# START OF MATERIAL SUPPLIED
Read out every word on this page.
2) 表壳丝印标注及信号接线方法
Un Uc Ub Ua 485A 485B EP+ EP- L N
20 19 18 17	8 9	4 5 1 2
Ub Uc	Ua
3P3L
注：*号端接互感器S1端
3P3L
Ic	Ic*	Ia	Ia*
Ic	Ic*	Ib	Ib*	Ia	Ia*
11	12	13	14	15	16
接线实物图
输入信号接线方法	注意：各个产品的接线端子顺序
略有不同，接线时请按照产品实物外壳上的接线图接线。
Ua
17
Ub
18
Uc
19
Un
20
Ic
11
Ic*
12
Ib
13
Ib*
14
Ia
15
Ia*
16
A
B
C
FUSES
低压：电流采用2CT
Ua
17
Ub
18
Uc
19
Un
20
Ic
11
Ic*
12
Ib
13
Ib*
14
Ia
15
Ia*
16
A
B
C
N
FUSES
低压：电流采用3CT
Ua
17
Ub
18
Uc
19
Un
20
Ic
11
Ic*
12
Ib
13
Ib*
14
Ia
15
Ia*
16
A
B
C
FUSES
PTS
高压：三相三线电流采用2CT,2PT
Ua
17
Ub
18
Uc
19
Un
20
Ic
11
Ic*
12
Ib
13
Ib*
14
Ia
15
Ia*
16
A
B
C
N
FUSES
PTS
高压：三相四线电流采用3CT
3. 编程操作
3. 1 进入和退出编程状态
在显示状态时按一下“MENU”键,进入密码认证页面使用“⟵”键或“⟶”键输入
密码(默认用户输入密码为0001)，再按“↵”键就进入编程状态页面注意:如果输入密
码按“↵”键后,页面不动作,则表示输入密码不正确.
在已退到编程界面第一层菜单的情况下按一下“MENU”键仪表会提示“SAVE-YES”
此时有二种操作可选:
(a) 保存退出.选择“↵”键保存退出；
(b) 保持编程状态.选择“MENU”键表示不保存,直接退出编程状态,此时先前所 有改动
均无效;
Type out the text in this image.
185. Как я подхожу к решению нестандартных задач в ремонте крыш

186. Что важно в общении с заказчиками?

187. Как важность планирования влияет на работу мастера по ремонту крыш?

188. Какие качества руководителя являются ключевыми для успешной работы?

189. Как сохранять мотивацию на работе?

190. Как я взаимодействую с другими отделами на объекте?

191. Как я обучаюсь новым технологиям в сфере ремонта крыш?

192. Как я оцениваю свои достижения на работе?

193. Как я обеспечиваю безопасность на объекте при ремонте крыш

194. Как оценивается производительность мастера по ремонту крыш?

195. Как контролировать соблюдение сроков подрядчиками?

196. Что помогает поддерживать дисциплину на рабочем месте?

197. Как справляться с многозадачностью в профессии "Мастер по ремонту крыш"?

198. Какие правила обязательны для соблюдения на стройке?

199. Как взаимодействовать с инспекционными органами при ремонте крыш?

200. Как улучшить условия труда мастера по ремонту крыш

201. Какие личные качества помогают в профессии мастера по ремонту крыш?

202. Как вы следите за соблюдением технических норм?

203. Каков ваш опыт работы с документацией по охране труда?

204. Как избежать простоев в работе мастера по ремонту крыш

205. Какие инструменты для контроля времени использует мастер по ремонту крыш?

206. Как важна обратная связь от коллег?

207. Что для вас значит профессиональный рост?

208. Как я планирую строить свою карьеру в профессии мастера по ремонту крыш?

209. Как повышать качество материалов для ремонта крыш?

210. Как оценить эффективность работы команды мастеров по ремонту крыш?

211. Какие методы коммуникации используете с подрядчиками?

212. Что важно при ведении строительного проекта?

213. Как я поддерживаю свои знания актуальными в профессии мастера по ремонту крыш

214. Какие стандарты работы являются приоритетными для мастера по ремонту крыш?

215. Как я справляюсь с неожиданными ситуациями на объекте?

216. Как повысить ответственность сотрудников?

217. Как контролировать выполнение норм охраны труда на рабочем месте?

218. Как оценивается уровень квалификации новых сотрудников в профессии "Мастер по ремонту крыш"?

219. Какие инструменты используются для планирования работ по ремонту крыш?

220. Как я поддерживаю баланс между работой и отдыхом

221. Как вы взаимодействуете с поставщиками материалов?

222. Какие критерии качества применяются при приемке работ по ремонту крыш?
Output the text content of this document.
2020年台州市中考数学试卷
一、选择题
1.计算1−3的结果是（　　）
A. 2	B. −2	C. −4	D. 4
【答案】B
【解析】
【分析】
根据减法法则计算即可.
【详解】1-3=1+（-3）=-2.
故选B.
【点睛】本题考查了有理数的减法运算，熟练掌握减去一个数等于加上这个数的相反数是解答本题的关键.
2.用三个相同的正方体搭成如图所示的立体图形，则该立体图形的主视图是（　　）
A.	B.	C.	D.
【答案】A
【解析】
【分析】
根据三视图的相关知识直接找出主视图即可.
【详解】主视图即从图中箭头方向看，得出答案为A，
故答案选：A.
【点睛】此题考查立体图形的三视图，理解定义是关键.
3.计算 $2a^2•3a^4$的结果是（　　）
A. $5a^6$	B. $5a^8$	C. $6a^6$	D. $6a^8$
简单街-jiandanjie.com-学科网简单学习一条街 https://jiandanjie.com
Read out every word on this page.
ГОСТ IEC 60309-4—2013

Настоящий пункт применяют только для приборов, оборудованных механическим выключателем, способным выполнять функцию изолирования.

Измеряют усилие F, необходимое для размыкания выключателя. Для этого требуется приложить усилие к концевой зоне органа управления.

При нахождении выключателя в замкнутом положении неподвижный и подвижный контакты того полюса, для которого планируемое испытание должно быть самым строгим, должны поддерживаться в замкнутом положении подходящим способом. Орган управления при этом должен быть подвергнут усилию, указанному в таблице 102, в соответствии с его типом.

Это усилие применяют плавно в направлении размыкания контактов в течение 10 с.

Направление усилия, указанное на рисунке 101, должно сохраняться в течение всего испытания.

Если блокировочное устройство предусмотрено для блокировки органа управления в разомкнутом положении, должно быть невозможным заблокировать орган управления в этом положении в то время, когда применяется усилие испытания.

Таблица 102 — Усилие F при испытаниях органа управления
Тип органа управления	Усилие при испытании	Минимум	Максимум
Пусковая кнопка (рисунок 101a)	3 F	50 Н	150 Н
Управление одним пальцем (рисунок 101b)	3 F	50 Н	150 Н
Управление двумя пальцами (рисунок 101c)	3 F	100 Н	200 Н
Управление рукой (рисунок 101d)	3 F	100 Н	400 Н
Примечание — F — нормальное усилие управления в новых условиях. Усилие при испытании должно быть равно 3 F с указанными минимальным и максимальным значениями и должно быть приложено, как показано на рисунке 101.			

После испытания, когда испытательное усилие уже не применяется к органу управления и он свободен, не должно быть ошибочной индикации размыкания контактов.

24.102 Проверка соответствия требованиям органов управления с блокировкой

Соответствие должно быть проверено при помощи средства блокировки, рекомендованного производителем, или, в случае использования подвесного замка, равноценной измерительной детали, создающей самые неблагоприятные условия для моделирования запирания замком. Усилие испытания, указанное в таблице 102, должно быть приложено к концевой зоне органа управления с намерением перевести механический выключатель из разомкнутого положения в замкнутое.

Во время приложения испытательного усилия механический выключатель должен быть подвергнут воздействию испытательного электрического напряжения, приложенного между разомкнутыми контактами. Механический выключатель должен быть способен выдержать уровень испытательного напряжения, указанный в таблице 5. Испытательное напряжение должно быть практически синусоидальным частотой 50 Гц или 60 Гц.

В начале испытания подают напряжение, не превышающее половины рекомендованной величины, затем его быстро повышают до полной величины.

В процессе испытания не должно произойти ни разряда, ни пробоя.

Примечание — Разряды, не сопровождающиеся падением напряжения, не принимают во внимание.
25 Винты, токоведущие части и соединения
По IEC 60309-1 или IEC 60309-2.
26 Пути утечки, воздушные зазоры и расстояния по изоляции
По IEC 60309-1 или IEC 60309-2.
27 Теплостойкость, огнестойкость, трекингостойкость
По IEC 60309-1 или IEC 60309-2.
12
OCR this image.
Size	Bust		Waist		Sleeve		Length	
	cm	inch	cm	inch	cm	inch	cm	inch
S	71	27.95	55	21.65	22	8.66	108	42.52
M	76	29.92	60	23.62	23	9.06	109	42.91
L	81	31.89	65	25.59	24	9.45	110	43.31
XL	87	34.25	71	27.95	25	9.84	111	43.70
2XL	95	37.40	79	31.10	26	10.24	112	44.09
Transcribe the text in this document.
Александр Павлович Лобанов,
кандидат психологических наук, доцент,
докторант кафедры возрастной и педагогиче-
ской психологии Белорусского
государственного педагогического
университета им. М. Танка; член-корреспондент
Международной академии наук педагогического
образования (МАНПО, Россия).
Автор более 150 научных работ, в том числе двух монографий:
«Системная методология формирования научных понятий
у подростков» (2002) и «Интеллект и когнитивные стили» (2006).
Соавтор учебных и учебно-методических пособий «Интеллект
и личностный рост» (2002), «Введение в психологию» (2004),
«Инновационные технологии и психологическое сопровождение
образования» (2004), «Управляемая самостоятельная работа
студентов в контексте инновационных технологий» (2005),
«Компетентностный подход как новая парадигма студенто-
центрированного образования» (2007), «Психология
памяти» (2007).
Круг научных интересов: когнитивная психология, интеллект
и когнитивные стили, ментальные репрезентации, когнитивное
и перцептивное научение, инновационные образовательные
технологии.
# END OF MATERIAL SUPPLIED
§ TASK REQUIREMENTS
The answer is a single number, the count of lines in the records that contain the string "качества".

§ ANSWER TO THIS TASK
3